■ Given task
Copy the records that follow exactly as written, but not their pictures.
>>>>>
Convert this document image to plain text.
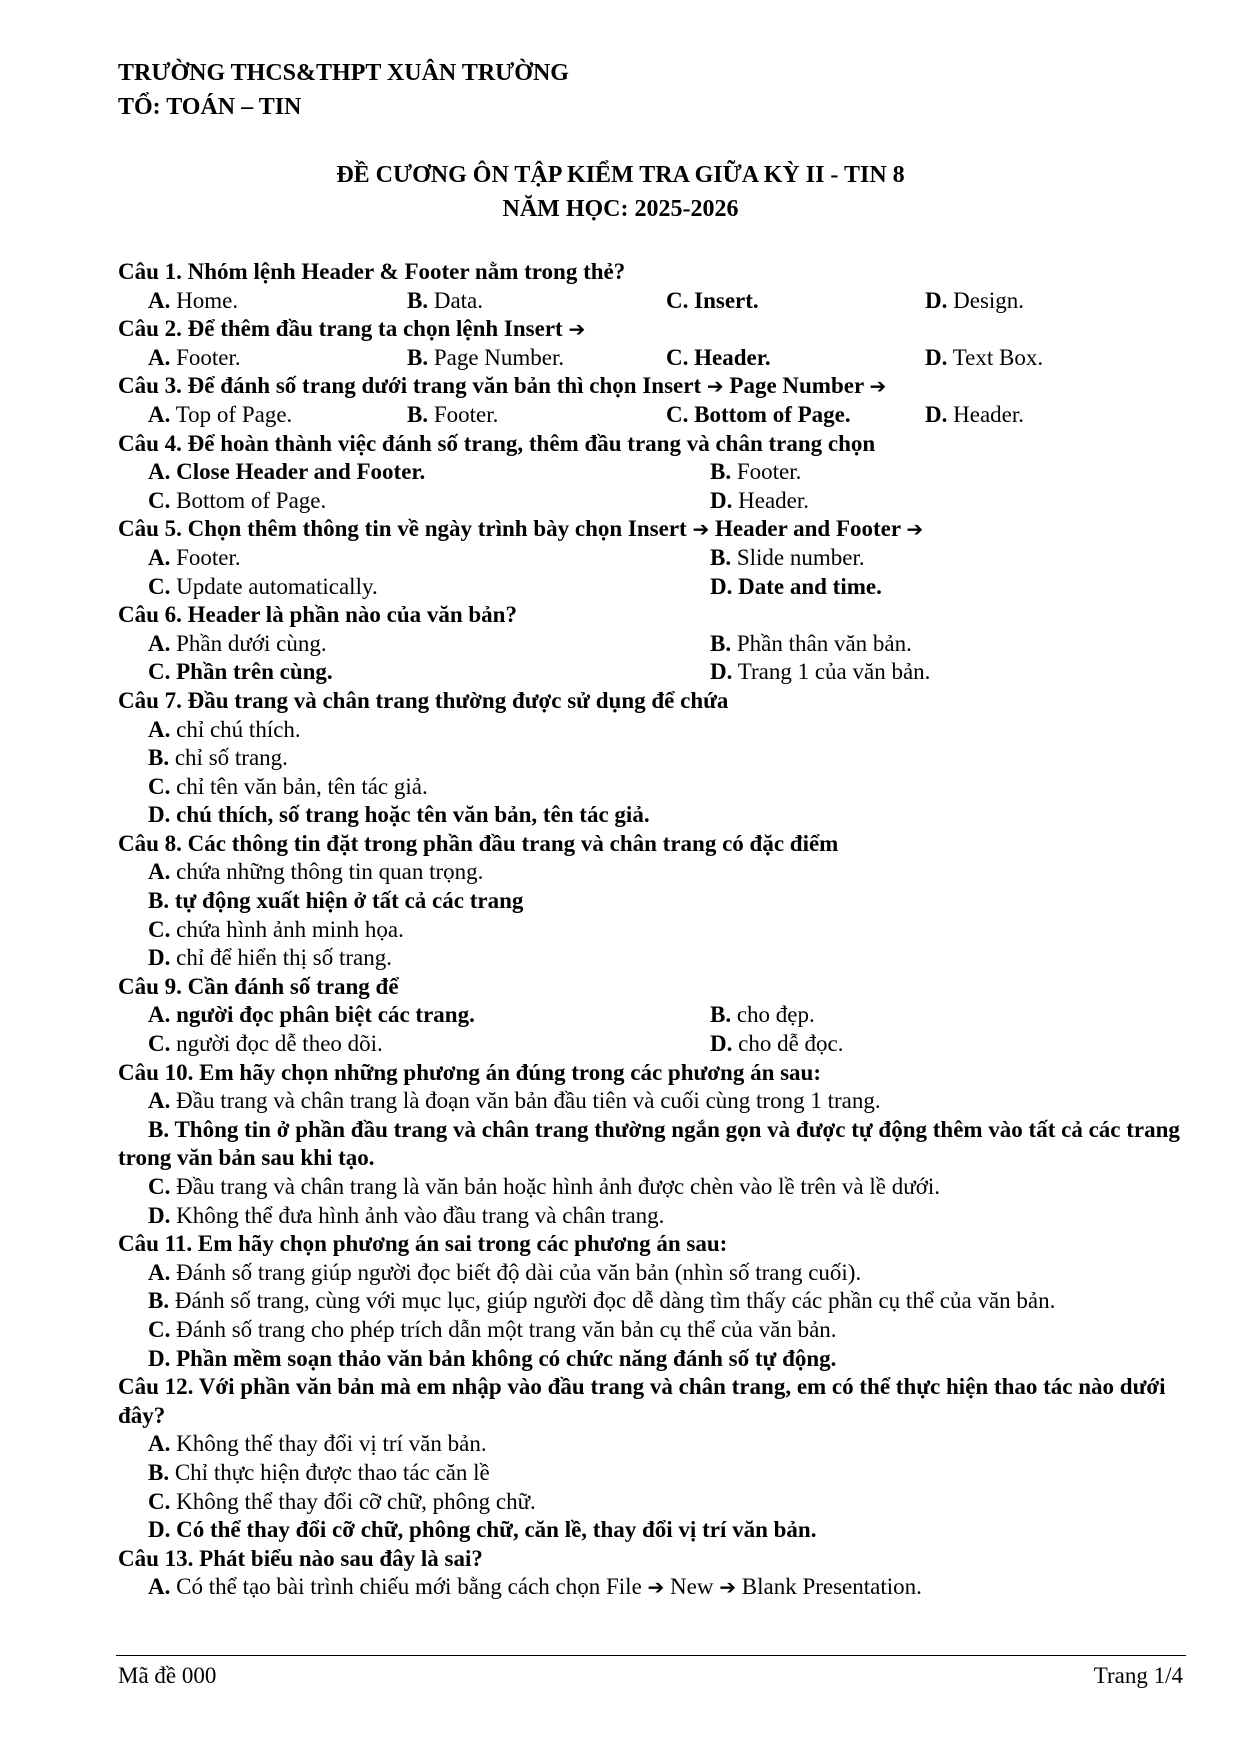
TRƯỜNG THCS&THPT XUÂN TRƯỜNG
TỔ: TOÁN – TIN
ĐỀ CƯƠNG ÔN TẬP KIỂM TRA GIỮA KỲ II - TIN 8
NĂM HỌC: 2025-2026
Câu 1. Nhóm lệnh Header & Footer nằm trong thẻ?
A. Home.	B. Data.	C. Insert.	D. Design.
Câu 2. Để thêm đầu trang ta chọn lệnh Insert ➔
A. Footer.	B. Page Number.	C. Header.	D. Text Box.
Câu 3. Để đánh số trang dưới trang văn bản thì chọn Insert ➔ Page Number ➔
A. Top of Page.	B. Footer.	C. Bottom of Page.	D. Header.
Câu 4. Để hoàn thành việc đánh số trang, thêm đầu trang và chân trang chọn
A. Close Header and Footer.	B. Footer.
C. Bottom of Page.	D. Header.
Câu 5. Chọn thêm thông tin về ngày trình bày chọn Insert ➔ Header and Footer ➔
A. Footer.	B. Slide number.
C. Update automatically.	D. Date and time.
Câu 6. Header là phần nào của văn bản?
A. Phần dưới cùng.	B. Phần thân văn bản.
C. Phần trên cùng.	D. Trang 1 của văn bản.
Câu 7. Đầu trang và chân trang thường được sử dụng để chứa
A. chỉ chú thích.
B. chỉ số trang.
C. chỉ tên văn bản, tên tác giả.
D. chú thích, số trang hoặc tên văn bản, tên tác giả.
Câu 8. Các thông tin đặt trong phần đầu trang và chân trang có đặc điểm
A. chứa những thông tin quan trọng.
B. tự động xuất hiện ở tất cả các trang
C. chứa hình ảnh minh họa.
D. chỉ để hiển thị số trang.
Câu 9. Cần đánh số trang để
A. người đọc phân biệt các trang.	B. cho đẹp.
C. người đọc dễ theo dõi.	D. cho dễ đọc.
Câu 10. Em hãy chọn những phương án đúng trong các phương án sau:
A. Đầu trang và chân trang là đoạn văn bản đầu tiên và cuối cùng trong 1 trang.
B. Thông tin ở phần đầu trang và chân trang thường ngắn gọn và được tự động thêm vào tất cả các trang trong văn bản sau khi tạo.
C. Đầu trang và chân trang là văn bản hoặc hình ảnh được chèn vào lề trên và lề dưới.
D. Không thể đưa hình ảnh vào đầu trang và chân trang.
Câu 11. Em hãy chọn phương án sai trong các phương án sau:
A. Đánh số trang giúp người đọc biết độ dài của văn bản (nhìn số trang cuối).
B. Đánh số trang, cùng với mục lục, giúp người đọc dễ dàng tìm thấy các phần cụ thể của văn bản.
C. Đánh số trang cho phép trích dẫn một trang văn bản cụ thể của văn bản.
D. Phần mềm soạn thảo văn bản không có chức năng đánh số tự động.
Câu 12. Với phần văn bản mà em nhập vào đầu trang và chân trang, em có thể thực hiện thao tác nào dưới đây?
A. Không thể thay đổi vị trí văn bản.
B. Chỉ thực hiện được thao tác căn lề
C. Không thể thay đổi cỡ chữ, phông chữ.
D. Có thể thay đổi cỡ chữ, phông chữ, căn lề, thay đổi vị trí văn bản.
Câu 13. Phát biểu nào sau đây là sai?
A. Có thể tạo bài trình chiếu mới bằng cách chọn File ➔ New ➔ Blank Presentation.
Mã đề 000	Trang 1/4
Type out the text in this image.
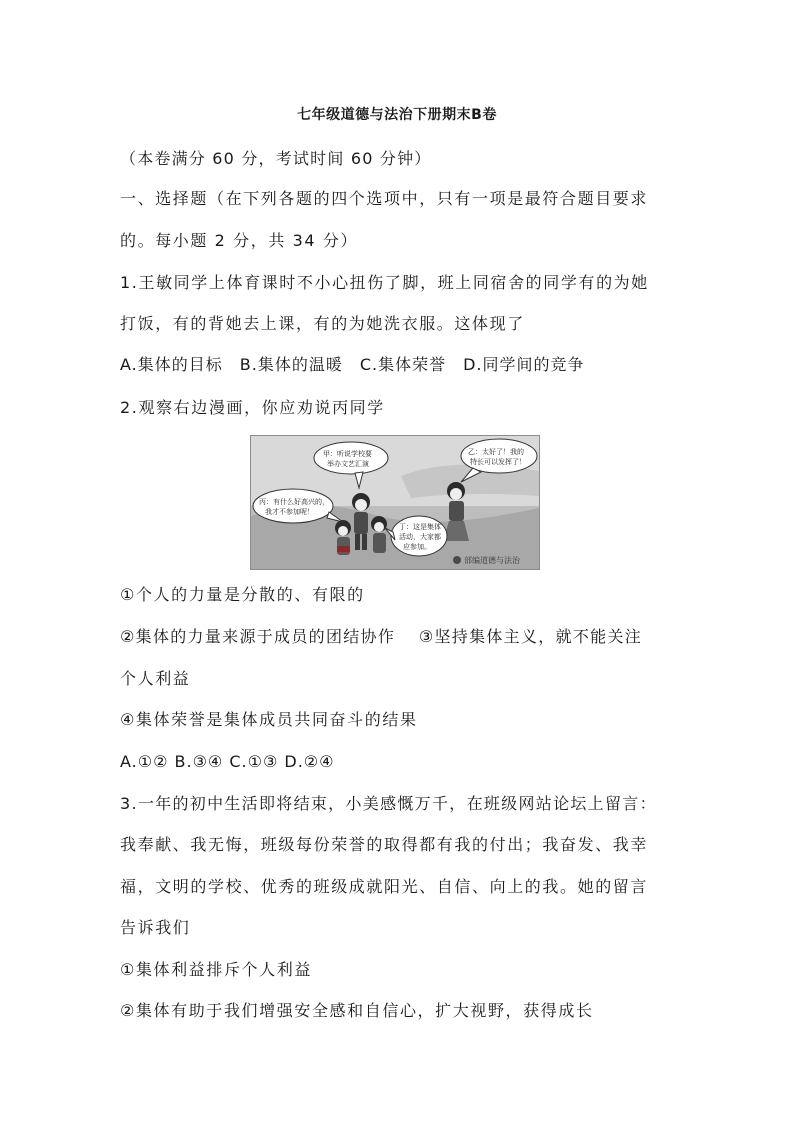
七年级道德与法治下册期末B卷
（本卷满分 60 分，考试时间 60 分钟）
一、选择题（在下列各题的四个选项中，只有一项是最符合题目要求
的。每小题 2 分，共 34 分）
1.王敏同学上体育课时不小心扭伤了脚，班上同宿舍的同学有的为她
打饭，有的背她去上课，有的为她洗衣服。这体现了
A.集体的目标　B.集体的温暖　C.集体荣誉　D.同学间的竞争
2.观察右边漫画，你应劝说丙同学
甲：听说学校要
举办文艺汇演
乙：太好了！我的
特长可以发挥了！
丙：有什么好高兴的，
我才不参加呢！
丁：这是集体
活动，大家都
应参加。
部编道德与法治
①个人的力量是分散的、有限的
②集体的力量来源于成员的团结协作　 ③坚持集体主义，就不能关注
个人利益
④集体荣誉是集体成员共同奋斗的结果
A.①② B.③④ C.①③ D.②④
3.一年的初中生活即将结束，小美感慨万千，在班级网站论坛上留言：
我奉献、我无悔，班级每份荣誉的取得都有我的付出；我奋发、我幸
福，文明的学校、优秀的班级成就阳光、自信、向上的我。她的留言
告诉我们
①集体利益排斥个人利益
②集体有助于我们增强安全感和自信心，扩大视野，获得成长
<<<<<
■ Solution for this task
Convert this document image to plain text.
TRƯỜNG THCS&THPT XUÂN TRƯỜNG
TỔ: TOÁN – TIN
ĐỀ CƯƠNG ÔN TẬP KIỂM TRA GIỮA KỲ II - TIN 8
NĂM HỌC: 2025-2026
Câu 1. Nhóm lệnh Header & Footer nằm trong thẻ?
A. Home.	B. Data.	C. Insert.	D. Design.
Câu 2. Để thêm đầu trang ta chọn lệnh Insert ➔
A. Footer.	B. Page Number.	C. Header.	D. Text Box.
Câu 3. Để đánh số trang dưới trang văn bản thì chọn Insert ➔ Page Number ➔
A. Top of Page.	B. Footer.	C. Bottom of Page.	D. Header.
Câu 4. Để hoàn thành việc đánh số trang, thêm đầu trang và chân trang chọn
A. Close Header and Footer.	B. Footer.
C. Bottom of Page.	D. Header.
Câu 5. Chọn thêm thông tin về ngày trình bày chọn Insert ➔ Header and Footer ➔
A. Footer.	B. Slide number.
C. Update automatically.	D. Date and time.
Câu 6. Header là phần nào của văn bản?
A. Phần dưới cùng.	B. Phần thân văn bản.
C. Phần trên cùng.	D. Trang 1 của văn bản.
Câu 7. Đầu trang và chân trang thường được sử dụng để chứa
A. chỉ chú thích.
B. chỉ số trang.
C. chỉ tên văn bản, tên tác giả.
D. chú thích, số trang hoặc tên văn bản, tên tác giả.
Câu 8. Các thông tin đặt trong phần đầu trang và chân trang có đặc điểm
A. chứa những thông tin quan trọng.
B. tự động xuất hiện ở tất cả các trang
C. chứa hình ảnh minh họa.
D. chỉ để hiển thị số trang.
Câu 9. Cần đánh số trang để
A. người đọc phân biệt các trang.	B. cho đẹp.
C. người đọc dễ theo dõi.	D. cho dễ đọc.
Câu 10. Em hãy chọn những phương án đúng trong các phương án sau:
A. Đầu trang và chân trang là đoạn văn bản đầu tiên và cuối cùng trong 1 trang.
B. Thông tin ở phần đầu trang và chân trang thường ngắn gọn và được tự động thêm vào tất cả các trang trong văn bản sau khi tạo.
C. Đầu trang và chân trang là văn bản hoặc hình ảnh được chèn vào lề trên và lề dưới.
D. Không thể đưa hình ảnh vào đầu trang và chân trang.
Câu 11. Em hãy chọn phương án sai trong các phương án sau:
A. Đánh số trang giúp người đọc biết độ dài của văn bản (nhìn số trang cuối).
B. Đánh số trang, cùng với mục lục, giúp người đọc dễ dàng tìm thấy các phần cụ thể của văn bản.
C. Đánh số trang cho phép trích dẫn một trang văn bản cụ thể của văn bản.
D. Phần mềm soạn thảo văn bản không có chức năng đánh số tự động.
Câu 12. Với phần văn bản mà em nhập vào đầu trang và chân trang, em có thể thực hiện thao tác nào dưới đây?
A. Không thể thay đổi vị trí văn bản.
B. Chỉ thực hiện được thao tác căn lề
C. Không thể thay đổi cỡ chữ, phông chữ.
D. Có thể thay đổi cỡ chữ, phông chữ, căn lề, thay đổi vị trí văn bản.
Câu 13. Phát biểu nào sau đây là sai?
A. Có thể tạo bài trình chiếu mới bằng cách chọn File ➔ New ➔ Blank Presentation.
Mã đề 000	Trang 1/4
Type out the text in this image.
七年级道德与法治下册期末B卷
（本卷满分 60 分，考试时间 60 分钟）
一、选择题（在下列各题的四个选项中，只有一项是最符合题目要求
的。每小题 2 分，共 34 分）
1.王敏同学上体育课时不小心扭伤了脚，班上同宿舍的同学有的为她
打饭，有的背她去上课，有的为她洗衣服。这体现了
A.集体的目标　B.集体的温暖　C.集体荣誉　D.同学间的竞争
2.观察右边漫画，你应劝说丙同学
甲：听说学校要
举办文艺汇演
乙：太好了！我的
特长可以发挥了！
丙：有什么好高兴的，
我才不参加呢！
丁：这是集体
活动，大家都
应参加。
部编道德与法治
①个人的力量是分散的、有限的
②集体的力量来源于成员的团结协作　 ③坚持集体主义，就不能关注
个人利益
④集体荣誉是集体成员共同奋斗的结果
A.①② B.③④ C.①③ D.②④
3.一年的初中生活即将结束，小美感慨万千，在班级网站论坛上留言：
我奉献、我无悔，班级每份荣誉的取得都有我的付出；我奋发、我幸
福，文明的学校、优秀的班级成就阳光、自信、向上的我。她的留言
告诉我们
①集体利益排斥个人利益
②集体有助于我们增强安全感和自信心，扩大视野，获得成长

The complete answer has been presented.